> Page text:
- - - - -

Design and synthesis of tag-free photoprobes for the identification of the molecular target for CCG-1423, a novel inhibitor of the Rho/MKL1/SRF signaling pathway

Beilstein J Org Chem. 2013 May 21:9:966-73. doi: 10.3762/bjoc.9.111. Print 2013.

Abstract

CCG-1423 and related analogues represent a new class of inhibitors of Rho/MKL1/SRF-mediated gene transcription, a pathway that has been implicated in both cancer and fibrosis. The molecular target for these compounds is unknown. To facilitate its identification, a series of tag-free photoaffinity probes was designed and synthesized, each one containing a photoactivatable group and an acetylenic end group for subsequent attachment to a fluorescent tag using click chemistry. All were confirmed to maintain biological activity in a cell-based assay for inhibition of SRE-Luc expression. The functional activity of the most potent probe 24 was further confirmed in an assay for PC-3 cell migration. Photolysis of 24 in intact PC-3 cells followed by cell lysis, click ligation of a fluorescent dye, and gel electrophoresis revealed specific labeling of a single 24 kDa band that could be blocked with an active competitor. Future work will focus on identifying the labeled protein(s).

Keywords: CCG-1423; Rho pathway inhibitor; click ligation; photoaffinity labeling; tag-free photoprobe; target identification.

- - - - -

> Stored data:
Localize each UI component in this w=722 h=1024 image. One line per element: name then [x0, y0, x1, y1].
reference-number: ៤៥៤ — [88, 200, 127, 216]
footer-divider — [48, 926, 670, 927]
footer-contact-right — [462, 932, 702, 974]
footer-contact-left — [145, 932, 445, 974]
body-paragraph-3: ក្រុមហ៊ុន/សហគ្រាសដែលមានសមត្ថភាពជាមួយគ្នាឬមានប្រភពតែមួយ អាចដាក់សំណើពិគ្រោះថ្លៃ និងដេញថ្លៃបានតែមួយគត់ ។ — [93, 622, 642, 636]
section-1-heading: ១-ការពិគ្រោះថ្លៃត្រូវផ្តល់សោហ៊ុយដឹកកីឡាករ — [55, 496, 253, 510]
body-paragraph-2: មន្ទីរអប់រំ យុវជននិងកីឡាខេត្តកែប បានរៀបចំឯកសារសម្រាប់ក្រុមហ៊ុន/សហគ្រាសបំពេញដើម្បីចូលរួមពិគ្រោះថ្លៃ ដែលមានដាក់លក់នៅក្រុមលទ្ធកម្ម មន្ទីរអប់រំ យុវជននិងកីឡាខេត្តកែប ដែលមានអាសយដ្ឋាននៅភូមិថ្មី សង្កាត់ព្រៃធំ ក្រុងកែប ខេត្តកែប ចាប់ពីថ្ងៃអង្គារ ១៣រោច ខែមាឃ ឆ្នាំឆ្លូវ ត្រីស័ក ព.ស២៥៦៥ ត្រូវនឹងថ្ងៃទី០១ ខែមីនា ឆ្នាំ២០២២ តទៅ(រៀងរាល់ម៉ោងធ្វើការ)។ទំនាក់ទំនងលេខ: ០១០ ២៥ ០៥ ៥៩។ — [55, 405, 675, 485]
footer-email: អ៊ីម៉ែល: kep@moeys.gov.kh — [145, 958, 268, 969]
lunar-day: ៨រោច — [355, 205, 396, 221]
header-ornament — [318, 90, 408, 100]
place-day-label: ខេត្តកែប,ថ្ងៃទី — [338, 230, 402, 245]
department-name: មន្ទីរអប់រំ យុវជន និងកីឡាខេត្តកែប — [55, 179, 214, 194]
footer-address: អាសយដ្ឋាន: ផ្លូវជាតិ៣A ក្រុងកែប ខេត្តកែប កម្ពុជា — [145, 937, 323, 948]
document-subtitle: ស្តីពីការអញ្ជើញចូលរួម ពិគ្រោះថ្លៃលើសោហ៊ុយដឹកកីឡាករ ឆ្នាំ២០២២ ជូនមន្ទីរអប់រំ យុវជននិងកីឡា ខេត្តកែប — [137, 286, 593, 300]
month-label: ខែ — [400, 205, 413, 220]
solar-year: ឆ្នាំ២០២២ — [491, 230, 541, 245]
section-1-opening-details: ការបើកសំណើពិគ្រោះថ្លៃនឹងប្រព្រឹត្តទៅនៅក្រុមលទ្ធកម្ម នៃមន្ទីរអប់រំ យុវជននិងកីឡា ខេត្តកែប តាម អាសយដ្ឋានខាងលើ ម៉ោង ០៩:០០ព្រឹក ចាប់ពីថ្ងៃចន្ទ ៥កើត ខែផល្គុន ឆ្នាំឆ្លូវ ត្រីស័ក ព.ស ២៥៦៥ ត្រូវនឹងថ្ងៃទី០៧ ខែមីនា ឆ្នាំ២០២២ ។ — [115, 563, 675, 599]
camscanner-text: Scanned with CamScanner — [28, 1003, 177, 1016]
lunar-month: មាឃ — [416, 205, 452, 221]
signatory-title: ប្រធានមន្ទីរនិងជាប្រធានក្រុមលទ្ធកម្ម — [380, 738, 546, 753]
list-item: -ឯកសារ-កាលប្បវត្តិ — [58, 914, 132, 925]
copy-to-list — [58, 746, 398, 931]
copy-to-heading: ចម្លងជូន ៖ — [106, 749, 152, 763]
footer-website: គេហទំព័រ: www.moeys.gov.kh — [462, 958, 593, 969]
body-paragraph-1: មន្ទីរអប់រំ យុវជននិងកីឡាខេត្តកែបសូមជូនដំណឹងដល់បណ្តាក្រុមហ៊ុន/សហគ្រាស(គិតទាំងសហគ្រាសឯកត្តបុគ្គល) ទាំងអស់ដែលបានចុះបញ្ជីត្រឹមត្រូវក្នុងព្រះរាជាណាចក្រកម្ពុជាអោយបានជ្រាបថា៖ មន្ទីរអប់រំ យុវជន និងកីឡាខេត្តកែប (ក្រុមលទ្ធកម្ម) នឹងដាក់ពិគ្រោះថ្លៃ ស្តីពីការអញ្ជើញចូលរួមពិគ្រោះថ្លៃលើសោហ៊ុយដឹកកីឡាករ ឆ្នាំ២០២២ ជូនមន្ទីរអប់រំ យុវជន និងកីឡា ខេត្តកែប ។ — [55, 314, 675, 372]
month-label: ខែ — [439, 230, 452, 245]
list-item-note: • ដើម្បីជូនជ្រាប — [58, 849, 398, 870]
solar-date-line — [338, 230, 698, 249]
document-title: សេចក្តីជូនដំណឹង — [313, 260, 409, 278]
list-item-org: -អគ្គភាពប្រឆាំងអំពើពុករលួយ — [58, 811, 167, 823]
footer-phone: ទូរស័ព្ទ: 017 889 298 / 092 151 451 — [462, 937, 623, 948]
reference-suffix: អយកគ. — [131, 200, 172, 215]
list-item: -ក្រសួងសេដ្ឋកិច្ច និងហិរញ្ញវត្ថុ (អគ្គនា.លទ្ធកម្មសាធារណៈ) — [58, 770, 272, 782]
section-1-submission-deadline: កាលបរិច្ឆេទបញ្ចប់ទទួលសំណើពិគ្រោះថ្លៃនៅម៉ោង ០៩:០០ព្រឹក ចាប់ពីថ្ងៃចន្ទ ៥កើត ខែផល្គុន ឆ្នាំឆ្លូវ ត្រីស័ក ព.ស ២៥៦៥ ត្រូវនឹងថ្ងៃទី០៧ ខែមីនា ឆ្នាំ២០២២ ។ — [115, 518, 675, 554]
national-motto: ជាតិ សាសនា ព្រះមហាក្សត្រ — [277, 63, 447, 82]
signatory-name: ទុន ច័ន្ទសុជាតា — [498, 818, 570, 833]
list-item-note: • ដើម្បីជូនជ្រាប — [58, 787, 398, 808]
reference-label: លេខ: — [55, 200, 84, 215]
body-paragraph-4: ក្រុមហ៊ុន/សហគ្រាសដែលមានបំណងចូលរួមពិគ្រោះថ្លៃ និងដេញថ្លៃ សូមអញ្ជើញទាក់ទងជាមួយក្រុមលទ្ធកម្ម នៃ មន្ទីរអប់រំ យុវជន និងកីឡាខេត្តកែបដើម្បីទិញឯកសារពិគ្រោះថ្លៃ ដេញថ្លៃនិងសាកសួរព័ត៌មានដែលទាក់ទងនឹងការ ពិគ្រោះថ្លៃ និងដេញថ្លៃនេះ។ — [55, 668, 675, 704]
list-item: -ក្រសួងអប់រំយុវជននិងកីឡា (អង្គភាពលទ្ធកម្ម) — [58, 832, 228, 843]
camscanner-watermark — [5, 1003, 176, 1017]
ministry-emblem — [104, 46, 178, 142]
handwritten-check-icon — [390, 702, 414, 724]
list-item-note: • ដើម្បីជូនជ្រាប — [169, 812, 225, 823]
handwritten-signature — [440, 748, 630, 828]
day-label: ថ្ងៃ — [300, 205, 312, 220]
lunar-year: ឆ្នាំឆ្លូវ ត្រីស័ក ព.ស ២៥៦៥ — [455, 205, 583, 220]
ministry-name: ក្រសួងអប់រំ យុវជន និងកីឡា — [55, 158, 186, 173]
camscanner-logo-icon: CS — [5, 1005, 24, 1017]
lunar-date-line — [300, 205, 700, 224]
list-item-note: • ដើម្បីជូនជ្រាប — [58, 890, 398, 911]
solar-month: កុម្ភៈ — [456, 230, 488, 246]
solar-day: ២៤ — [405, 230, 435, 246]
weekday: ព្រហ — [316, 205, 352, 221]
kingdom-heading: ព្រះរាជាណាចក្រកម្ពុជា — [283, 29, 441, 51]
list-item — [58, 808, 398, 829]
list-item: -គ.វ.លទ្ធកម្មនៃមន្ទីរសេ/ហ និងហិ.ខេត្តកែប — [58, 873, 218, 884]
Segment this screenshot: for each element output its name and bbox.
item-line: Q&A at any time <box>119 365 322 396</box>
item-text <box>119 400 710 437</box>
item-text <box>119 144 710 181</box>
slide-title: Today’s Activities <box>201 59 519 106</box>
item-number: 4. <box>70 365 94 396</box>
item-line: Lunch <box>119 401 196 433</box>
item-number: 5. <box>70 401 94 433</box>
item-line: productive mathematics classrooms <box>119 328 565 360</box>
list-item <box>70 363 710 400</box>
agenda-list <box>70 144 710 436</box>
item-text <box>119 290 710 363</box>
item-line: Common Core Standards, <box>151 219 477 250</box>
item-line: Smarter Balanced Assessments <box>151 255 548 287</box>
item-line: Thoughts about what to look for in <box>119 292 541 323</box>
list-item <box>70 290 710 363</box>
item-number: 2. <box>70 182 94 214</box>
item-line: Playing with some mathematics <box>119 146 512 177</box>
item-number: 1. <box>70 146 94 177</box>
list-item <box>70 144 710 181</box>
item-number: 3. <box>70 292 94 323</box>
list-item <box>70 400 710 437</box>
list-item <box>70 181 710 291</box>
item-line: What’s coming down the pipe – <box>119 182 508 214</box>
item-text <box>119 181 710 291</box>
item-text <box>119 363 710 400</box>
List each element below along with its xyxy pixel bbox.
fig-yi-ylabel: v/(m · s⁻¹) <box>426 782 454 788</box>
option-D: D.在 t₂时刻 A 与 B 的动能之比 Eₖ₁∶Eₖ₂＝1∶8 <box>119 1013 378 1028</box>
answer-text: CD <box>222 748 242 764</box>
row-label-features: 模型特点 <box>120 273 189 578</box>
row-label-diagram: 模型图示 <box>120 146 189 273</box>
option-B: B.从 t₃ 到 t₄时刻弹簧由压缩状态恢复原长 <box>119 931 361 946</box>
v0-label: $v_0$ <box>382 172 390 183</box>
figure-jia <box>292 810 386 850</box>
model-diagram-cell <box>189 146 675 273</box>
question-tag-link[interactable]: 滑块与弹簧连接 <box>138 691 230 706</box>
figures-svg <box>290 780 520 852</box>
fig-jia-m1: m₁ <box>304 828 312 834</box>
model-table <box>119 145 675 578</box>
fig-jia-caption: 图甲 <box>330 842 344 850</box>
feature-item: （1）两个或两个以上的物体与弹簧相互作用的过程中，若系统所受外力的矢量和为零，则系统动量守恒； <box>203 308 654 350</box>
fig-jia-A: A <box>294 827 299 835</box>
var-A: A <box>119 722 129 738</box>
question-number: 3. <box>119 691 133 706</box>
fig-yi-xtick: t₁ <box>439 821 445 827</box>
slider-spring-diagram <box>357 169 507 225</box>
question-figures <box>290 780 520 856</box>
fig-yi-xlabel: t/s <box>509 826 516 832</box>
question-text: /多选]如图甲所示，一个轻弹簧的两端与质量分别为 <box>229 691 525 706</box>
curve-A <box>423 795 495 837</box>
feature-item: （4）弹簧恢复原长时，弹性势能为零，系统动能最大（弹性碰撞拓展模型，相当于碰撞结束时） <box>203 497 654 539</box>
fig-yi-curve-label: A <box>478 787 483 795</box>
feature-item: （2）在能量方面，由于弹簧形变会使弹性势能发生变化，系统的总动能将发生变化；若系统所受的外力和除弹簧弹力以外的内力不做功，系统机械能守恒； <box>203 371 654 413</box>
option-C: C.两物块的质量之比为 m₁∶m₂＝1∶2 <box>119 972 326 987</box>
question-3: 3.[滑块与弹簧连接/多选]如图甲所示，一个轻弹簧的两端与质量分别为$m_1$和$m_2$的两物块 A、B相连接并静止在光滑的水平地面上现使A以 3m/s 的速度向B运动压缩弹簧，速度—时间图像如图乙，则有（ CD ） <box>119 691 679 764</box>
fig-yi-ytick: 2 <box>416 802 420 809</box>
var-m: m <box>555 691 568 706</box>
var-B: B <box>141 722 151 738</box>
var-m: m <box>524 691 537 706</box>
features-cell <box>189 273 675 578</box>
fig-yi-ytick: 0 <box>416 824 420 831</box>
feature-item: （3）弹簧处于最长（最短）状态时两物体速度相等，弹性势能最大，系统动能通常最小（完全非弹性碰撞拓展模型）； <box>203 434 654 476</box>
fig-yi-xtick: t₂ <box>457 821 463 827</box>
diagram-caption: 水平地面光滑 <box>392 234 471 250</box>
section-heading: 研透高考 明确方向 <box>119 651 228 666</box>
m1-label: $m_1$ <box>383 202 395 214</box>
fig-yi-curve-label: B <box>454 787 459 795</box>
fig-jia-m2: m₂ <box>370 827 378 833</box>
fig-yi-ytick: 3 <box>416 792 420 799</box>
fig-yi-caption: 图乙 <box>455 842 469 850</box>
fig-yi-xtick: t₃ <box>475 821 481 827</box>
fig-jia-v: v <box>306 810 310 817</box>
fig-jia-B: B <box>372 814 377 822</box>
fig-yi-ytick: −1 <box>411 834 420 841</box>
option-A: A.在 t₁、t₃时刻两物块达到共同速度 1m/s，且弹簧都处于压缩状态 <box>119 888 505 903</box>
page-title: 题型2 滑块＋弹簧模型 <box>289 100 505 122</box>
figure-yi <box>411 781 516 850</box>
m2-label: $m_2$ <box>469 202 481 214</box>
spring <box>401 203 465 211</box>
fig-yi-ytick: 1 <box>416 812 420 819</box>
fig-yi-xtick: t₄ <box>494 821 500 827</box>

- - - - -

> Your instructions: Condense the abstract's paragraph beginning "CCG-1423 and related analogues" into a short bulleted list that keeps its main facts. The rows have no connection to the abstract.

> Solution to this task:
- CCG-1423 and its analogues are a new class of inhibitors of Rho/MKL1/SRF-mediated gene transcription, a pathway implicated in cancer and fibrosis.
- Their molecular target is unknown.
- To help identify it, a series of tag-free photoaffinity probes was designed and synthesized. Each probe has a photoactivatable group and an acetylenic end group, so a fluorescent tag can be attached later by click chemistry.
- All probes kept biological activity in a cell-based assay for inhibition of SRE-Luc expression.
- The most potent probe, 24, was also shown to be active in a PC-3 cell migration assay.
- Photolysis of 24 in intact PC-3 cells, then cell lysis, click ligation of a fluorescent dye and gel electrophoresis, showed specific labeling of a single 24 kDa band. An active competitor could block this labeling.
- Future work will focus on identifying the labeled protein(s).